* **The task**
Transcribe every line, keeping it exact.

* **Provided records**
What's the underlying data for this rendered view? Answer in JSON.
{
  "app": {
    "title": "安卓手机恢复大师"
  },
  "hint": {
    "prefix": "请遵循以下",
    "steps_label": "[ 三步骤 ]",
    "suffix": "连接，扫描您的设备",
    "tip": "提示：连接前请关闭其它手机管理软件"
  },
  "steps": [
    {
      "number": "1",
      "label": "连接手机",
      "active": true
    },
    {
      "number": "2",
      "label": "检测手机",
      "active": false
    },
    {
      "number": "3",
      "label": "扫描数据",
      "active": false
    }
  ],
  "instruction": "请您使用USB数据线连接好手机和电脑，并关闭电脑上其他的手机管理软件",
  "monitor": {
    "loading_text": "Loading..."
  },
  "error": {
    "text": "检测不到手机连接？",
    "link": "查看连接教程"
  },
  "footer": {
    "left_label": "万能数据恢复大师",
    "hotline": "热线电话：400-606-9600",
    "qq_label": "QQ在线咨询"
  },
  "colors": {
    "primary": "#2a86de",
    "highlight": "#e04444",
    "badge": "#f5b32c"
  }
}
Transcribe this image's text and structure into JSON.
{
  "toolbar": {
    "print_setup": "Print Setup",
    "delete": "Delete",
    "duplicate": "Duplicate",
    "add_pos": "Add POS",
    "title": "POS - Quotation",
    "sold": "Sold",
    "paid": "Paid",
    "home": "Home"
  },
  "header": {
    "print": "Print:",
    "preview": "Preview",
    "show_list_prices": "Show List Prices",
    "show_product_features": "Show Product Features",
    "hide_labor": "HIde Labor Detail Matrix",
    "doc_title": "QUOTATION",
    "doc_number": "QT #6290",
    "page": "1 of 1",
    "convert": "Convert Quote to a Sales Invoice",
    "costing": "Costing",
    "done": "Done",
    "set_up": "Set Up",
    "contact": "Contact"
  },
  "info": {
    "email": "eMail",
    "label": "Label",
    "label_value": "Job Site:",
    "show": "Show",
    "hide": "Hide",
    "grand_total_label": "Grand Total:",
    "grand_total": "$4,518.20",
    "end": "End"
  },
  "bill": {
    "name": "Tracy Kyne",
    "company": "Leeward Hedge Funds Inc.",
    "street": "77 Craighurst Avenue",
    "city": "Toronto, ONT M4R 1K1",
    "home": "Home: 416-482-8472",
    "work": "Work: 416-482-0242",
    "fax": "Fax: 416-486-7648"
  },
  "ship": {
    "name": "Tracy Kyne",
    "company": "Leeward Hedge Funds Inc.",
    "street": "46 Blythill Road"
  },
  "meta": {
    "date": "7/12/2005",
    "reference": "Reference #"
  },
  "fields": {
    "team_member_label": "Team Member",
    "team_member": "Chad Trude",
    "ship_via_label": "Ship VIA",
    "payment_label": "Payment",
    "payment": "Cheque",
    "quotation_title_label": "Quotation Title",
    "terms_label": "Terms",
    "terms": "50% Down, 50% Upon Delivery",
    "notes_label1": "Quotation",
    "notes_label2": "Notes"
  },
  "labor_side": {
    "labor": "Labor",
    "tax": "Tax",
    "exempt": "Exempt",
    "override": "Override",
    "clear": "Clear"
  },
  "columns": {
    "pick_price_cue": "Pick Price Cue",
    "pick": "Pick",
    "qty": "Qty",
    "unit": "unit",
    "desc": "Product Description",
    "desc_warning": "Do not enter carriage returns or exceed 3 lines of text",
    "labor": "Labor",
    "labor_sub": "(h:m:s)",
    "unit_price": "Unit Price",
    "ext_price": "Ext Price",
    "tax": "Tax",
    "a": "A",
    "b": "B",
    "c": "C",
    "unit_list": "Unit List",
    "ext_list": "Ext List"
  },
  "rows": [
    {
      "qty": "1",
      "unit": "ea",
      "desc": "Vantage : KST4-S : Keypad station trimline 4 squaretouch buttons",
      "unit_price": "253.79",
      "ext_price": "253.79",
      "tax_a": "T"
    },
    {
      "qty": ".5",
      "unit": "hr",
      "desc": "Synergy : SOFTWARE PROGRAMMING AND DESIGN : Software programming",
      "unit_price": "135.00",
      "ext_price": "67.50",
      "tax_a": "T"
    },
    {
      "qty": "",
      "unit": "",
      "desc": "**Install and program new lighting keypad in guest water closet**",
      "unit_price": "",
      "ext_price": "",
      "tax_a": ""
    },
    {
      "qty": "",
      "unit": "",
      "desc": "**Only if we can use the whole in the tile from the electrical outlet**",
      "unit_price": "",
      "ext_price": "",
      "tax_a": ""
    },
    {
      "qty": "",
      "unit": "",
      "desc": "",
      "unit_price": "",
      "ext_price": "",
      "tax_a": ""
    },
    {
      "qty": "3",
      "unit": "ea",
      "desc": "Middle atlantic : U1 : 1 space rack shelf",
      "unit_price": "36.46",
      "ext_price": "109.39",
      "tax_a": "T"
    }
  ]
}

* **Result**
What's the underlying data for this rendered view? Answer in JSON.
{
  "app": {
    "title": "安卓手机恢复大师"
  },
  "hint": {
    "prefix": "请遵循以下",
    "steps_label": "[ 三步骤 ]",
    "suffix": "连接，扫描您的设备",
    "tip": "提示：连接前请关闭其它手机管理软件"
  },
  "steps": [
    {
      "number": "1",
      "label": "连接手机",
      "active": true
    },
    {
      "number": "2",
      "label": "检测手机",
      "active": false
    },
    {
      "number": "3",
      "label": "扫描数据",
      "active": false
    }
  ],
  "instruction": "请您使用USB数据线连接好手机和电脑，并关闭电脑上其他的手机管理软件",
  "monitor": {
    "loading_text": "Loading..."
  },
  "error": {
    "text": "检测不到手机连接？",
    "link": "查看连接教程"
  },
  "footer": {
    "left_label": "万能数据恢复大师",
    "hotline": "热线电话：400-606-9600",
    "qq_label": "QQ在线咨询"
  },
  "colors": {
    "primary": "#2a86de",
    "highlight": "#e04444",
    "badge": "#f5b32c"
  }
}
Transcribe this image's text and structure into JSON.
{
  "toolbar": {
    "print_setup": "Print Setup",
    "delete": "Delete",
    "duplicate": "Duplicate",
    "add_pos": "Add POS",
    "title": "POS - Quotation",
    "sold": "Sold",
    "paid": "Paid",
    "home": "Home"
  },
  "header": {
    "print": "Print:",
    "preview": "Preview",
    "show_list_prices": "Show List Prices",
    "show_product_features": "Show Product Features",
    "hide_labor": "HIde Labor Detail Matrix",
    "doc_title": "QUOTATION",
    "doc_number": "QT #6290",
    "page": "1 of 1",
    "convert": "Convert Quote to a Sales Invoice",
    "costing": "Costing",
    "done": "Done",
    "set_up": "Set Up",
    "contact": "Contact"
  },
  "info": {
    "email": "eMail",
    "label": "Label",
    "label_value": "Job Site:",
    "show": "Show",
    "hide": "Hide",
    "grand_total_label": "Grand Total:",
    "grand_total": "$4,518.20",
    "end": "End"
  },
  "bill": {
    "name": "Tracy Kyne",
    "company": "Leeward Hedge Funds Inc.",
    "street": "77 Craighurst Avenue",
    "city": "Toronto, ONT M4R 1K1",
    "home": "Home: 416-482-8472",
    "work": "Work: 416-482-0242",
    "fax": "Fax: 416-486-7648"
  },
  "ship": {
    "name": "Tracy Kyne",
    "company": "Leeward Hedge Funds Inc.",
    "street": "46 Blythill Road"
  },
  "meta": {
    "date": "7/12/2005",
    "reference": "Reference #"
  },
  "fields": {
    "team_member_label": "Team Member",
    "team_member": "Chad Trude",
    "ship_via_label": "Ship VIA",
    "payment_label": "Payment",
    "payment": "Cheque",
    "quotation_title_label": "Quotation Title",
    "terms_label": "Terms",
    "terms": "50% Down, 50% Upon Delivery",
    "notes_label1": "Quotation",
    "notes_label2": "Notes"
  },
  "labor_side": {
    "labor": "Labor",
    "tax": "Tax",
    "exempt": "Exempt",
    "override": "Override",
    "clear": "Clear"
  },
  "columns": {
    "pick_price_cue": "Pick Price Cue",
    "pick": "Pick",
    "qty": "Qty",
    "unit": "unit",
    "desc": "Product Description",
    "desc_warning": "Do not enter carriage returns or exceed 3 lines of text",
    "labor": "Labor",
    "labor_sub": "(h:m:s)",
    "unit_price": "Unit Price",
    "ext_price": "Ext Price",
    "tax": "Tax",
    "a": "A",
    "b": "B",
    "c": "C",
    "unit_list": "Unit List",
    "ext_list": "Ext List"
  },
  "rows": [
    {
      "qty": "1",
      "unit": "ea",
      "desc": "Vantage : KST4-S : Keypad station trimline 4 squaretouch buttons",
      "unit_price": "253.79",
      "ext_price": "253.79",
      "tax_a": "T"
    },
    {
      "qty": ".5",
      "unit": "hr",
      "desc": "Synergy : SOFTWARE PROGRAMMING AND DESIGN : Software programming",
      "unit_price": "135.00",
      "ext_price": "67.50",
      "tax_a": "T"
    },
    {
      "qty": "",
      "unit": "",
      "desc": "**Install and program new lighting keypad in guest water closet**",
      "unit_price": "",
      "ext_price": "",
      "tax_a": ""
    },
    {
      "qty": "",
      "unit": "",
      "desc": "**Only if we can use the whole in the tile from the electrical outlet**",
      "unit_price": "",
      "ext_price": "",
      "tax_a": ""
    },
    {
      "qty": "",
      "unit": "",
      "desc": "",
      "unit_price": "",
      "ext_price": "",
      "tax_a": ""
    },
    {
      "qty": "3",
      "unit": "ea",
      "desc": "Middle atlantic : U1 : 1 space rack shelf",
      "unit_price": "36.46",
      "ext_price": "109.39",
      "tax_a": "T"
    }
  ]
}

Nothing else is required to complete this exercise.